■ DIRECTION:
Write out each record again exactly as it stands.

╔══

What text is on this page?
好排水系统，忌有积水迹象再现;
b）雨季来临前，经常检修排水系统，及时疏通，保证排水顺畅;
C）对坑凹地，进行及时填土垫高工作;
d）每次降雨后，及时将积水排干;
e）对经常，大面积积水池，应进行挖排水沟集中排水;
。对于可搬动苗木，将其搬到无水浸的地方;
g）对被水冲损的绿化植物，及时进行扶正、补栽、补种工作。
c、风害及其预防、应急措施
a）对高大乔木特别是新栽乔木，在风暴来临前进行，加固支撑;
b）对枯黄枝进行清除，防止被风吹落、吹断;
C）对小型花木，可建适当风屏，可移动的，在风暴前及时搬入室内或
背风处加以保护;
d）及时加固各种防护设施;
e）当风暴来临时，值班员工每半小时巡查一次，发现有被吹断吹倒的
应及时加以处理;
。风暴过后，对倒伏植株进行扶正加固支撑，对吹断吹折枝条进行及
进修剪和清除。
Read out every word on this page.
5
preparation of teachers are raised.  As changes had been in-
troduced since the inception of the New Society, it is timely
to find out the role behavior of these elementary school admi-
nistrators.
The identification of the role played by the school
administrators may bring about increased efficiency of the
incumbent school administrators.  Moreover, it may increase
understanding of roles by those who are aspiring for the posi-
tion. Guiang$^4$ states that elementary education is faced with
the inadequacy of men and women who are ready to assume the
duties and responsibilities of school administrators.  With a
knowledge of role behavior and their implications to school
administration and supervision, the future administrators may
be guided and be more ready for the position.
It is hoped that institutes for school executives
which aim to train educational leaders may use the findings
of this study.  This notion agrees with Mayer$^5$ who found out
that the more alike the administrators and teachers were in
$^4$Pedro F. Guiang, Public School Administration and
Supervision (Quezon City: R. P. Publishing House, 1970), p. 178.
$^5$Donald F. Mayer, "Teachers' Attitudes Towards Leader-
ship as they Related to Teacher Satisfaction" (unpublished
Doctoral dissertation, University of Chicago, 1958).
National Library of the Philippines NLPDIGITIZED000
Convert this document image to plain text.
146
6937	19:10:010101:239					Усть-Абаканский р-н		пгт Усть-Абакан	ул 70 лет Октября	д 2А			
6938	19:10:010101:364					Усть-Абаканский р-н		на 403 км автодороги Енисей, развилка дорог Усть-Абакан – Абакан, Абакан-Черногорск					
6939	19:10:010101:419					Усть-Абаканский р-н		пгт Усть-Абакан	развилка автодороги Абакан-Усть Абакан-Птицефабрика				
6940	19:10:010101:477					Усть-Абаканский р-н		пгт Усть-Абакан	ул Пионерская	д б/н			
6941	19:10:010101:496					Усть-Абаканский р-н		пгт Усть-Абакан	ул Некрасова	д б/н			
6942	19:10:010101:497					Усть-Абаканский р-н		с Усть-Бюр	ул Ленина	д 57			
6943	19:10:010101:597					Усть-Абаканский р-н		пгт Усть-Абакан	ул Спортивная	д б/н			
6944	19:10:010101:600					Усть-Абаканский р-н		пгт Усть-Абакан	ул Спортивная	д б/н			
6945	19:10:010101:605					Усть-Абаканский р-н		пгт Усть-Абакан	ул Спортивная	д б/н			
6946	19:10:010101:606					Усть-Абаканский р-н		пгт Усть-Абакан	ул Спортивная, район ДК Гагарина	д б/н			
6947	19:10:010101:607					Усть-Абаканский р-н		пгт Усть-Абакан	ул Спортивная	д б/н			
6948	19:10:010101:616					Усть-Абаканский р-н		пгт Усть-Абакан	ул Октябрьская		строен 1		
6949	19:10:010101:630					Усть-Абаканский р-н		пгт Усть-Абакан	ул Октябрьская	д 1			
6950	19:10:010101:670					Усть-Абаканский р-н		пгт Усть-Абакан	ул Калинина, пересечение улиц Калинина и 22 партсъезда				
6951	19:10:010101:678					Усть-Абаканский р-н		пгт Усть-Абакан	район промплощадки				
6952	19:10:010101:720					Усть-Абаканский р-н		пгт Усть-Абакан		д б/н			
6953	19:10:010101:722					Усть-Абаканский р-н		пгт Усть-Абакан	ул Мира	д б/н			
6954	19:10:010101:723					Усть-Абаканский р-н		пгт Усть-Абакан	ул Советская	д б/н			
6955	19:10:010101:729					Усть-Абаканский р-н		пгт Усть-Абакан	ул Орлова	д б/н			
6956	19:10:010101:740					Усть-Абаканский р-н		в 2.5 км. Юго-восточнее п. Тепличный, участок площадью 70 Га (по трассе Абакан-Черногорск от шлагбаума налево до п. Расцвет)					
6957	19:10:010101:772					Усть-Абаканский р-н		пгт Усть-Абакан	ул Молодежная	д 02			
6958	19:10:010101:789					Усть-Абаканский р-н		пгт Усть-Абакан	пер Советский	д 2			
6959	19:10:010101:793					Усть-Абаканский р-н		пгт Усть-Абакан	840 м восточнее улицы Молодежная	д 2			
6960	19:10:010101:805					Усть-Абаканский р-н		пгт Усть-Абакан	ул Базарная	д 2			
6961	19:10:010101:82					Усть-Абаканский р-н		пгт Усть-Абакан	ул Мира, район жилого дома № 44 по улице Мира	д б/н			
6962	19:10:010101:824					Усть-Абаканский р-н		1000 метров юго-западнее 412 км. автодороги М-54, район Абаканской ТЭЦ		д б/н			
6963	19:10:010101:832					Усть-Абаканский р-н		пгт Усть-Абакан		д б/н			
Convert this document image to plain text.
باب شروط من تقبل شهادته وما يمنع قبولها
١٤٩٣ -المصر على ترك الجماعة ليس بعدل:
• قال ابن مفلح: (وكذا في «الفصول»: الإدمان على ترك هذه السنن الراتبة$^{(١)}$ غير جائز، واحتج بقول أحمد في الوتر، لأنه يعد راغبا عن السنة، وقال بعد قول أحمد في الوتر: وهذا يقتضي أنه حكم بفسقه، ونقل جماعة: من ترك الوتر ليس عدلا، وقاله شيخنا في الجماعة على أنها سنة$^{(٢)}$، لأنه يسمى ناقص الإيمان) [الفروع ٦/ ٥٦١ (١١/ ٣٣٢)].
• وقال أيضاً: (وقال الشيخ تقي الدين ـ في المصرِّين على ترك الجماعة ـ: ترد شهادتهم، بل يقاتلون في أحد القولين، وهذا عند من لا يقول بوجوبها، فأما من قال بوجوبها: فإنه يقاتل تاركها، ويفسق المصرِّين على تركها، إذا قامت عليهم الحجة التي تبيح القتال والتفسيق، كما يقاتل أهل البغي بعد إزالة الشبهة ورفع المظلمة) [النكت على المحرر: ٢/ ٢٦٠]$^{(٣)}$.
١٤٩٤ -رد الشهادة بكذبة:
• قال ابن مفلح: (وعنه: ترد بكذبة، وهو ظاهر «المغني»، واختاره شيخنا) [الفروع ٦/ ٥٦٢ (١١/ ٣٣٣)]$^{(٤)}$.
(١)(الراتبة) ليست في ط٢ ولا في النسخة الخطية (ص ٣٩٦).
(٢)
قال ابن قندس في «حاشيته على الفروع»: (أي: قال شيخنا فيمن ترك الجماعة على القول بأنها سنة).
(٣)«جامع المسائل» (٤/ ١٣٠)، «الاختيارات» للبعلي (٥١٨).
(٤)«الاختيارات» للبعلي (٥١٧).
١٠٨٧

╚══

■ EXERCISE RESPONSE:
What text is on this page?
好排水系统，忌有积水迹象再现;
b）雨季来临前，经常检修排水系统，及时疏通，保证排水顺畅;
C）对坑凹地，进行及时填土垫高工作;
d）每次降雨后，及时将积水排干;
e）对经常，大面积积水池，应进行挖排水沟集中排水;
。对于可搬动苗木，将其搬到无水浸的地方;
g）对被水冲损的绿化植物，及时进行扶正、补栽、补种工作。
c、风害及其预防、应急措施
a）对高大乔木特别是新栽乔木，在风暴来临前进行，加固支撑;
b）对枯黄枝进行清除，防止被风吹落、吹断;
C）对小型花木，可建适当风屏，可移动的，在风暴前及时搬入室内或
背风处加以保护;
d）及时加固各种防护设施;
e）当风暴来临时，值班员工每半小时巡查一次，发现有被吹断吹倒的
应及时加以处理;
。风暴过后，对倒伏植株进行扶正加固支撑，对吹断吹折枝条进行及
进修剪和清除。
Read out every word on this page.
5
preparation of teachers are raised.  As changes had been in-
troduced since the inception of the New Society, it is timely
to find out the role behavior of these elementary school admi-
nistrators.
The identification of the role played by the school
administrators may bring about increased efficiency of the
incumbent school administrators.  Moreover, it may increase
understanding of roles by those who are aspiring for the posi-
tion. Guiang$^4$ states that elementary education is faced with
the inadequacy of men and women who are ready to assume the
duties and responsibilities of school administrators.  With a
knowledge of role behavior and their implications to school
administration and supervision, the future administrators may
be guided and be more ready for the position.
It is hoped that institutes for school executives
which aim to train educational leaders may use the findings
of this study.  This notion agrees with Mayer$^5$ who found out
that the more alike the administrators and teachers were in
$^4$Pedro F. Guiang, Public School Administration and
Supervision (Quezon City: R. P. Publishing House, 1970), p. 178.
$^5$Donald F. Mayer, "Teachers' Attitudes Towards Leader-
ship as they Related to Teacher Satisfaction" (unpublished
Doctoral dissertation, University of Chicago, 1958).
National Library of the Philippines NLPDIGITIZED000
Convert this document image to plain text.
146
6937	19:10:010101:239					Усть-Абаканский р-н		пгт Усть-Абакан	ул 70 лет Октября	д 2А			
6938	19:10:010101:364					Усть-Абаканский р-н		на 403 км автодороги Енисей, развилка дорог Усть-Абакан – Абакан, Абакан-Черногорск					
6939	19:10:010101:419					Усть-Абаканский р-н		пгт Усть-Абакан	развилка автодороги Абакан-Усть Абакан-Птицефабрика				
6940	19:10:010101:477					Усть-Абаканский р-н		пгт Усть-Абакан	ул Пионерская	д б/н			
6941	19:10:010101:496					Усть-Абаканский р-н		пгт Усть-Абакан	ул Некрасова	д б/н			
6942	19:10:010101:497					Усть-Абаканский р-н		с Усть-Бюр	ул Ленина	д 57			
6943	19:10:010101:597					Усть-Абаканский р-н		пгт Усть-Абакан	ул Спортивная	д б/н			
6944	19:10:010101:600					Усть-Абаканский р-н		пгт Усть-Абакан	ул Спортивная	д б/н			
6945	19:10:010101:605					Усть-Абаканский р-н		пгт Усть-Абакан	ул Спортивная	д б/н			
6946	19:10:010101:606					Усть-Абаканский р-н		пгт Усть-Абакан	ул Спортивная, район ДК Гагарина	д б/н			
6947	19:10:010101:607					Усть-Абаканский р-н		пгт Усть-Абакан	ул Спортивная	д б/н			
6948	19:10:010101:616					Усть-Абаканский р-н		пгт Усть-Абакан	ул Октябрьская		строен 1		
6949	19:10:010101:630					Усть-Абаканский р-н		пгт Усть-Абакан	ул Октябрьская	д 1			
6950	19:10:010101:670					Усть-Абаканский р-н		пгт Усть-Абакан	ул Калинина, пересечение улиц Калинина и 22 партсъезда				
6951	19:10:010101:678					Усть-Абаканский р-н		пгт Усть-Абакан	район промплощадки				
6952	19:10:010101:720					Усть-Абаканский р-н		пгт Усть-Абакан		д б/н			
6953	19:10:010101:722					Усть-Абаканский р-н		пгт Усть-Абакан	ул Мира	д б/н			
6954	19:10:010101:723					Усть-Абаканский р-н		пгт Усть-Абакан	ул Советская	д б/н			
6955	19:10:010101:729					Усть-Абаканский р-н		пгт Усть-Абакан	ул Орлова	д б/н			
6956	19:10:010101:740					Усть-Абаканский р-н		в 2.5 км. Юго-восточнее п. Тепличный, участок площадью 70 Га (по трассе Абакан-Черногорск от шлагбаума налево до п. Расцвет)					
6957	19:10:010101:772					Усть-Абаканский р-н		пгт Усть-Абакан	ул Молодежная	д 02			
6958	19:10:010101:789					Усть-Абаканский р-н		пгт Усть-Абакан	пер Советский	д 2			
6959	19:10:010101:793					Усть-Абаканский р-н		пгт Усть-Абакан	840 м восточнее улицы Молодежная	д 2			
6960	19:10:010101:805					Усть-Абаканский р-н		пгт Усть-Абакан	ул Базарная	д 2			
6961	19:10:010101:82					Усть-Абаканский р-н		пгт Усть-Абакан	ул Мира, район жилого дома № 44 по улице Мира	д б/н			
6962	19:10:010101:824					Усть-Абаканский р-н		1000 метров юго-западнее 412 км. автодороги М-54, район Абаканской ТЭЦ		д б/н			
6963	19:10:010101:832					Усть-Абаканский р-н		пгт Усть-Абакан		д б/н			
Convert this document image to plain text.
باب شروط من تقبل شهادته وما يمنع قبولها
١٤٩٣ -المصر على ترك الجماعة ليس بعدل:
• قال ابن مفلح: (وكذا في «الفصول»: الإدمان على ترك هذه السنن الراتبة$^{(١)}$ غير جائز، واحتج بقول أحمد في الوتر، لأنه يعد راغبا عن السنة، وقال بعد قول أحمد في الوتر: وهذا يقتضي أنه حكم بفسقه، ونقل جماعة: من ترك الوتر ليس عدلا، وقاله شيخنا في الجماعة على أنها سنة$^{(٢)}$، لأنه يسمى ناقص الإيمان) [الفروع ٦/ ٥٦١ (١١/ ٣٣٢)].
• وقال أيضاً: (وقال الشيخ تقي الدين ـ في المصرِّين على ترك الجماعة ـ: ترد شهادتهم، بل يقاتلون في أحد القولين، وهذا عند من لا يقول بوجوبها، فأما من قال بوجوبها: فإنه يقاتل تاركها، ويفسق المصرِّين على تركها، إذا قامت عليهم الحجة التي تبيح القتال والتفسيق، كما يقاتل أهل البغي بعد إزالة الشبهة ورفع المظلمة) [النكت على المحرر: ٢/ ٢٦٠]$^{(٣)}$.
١٤٩٤ -رد الشهادة بكذبة:
• قال ابن مفلح: (وعنه: ترد بكذبة، وهو ظاهر «المغني»، واختاره شيخنا) [الفروع ٦/ ٥٦٢ (١١/ ٣٣٣)]$^{(٤)}$.
(١)(الراتبة) ليست في ط٢ ولا في النسخة الخطية (ص ٣٩٦).
(٢)
قال ابن قندس في «حاشيته على الفروع»: (أي: قال شيخنا فيمن ترك الجماعة على القول بأنها سنة).
(٣)«جامع المسائل» (٤/ ١٣٠)، «الاختيارات» للبعلي (٥١٨).
(٤)«الاختيارات» للبعلي (٥١٧).
١٠٨٧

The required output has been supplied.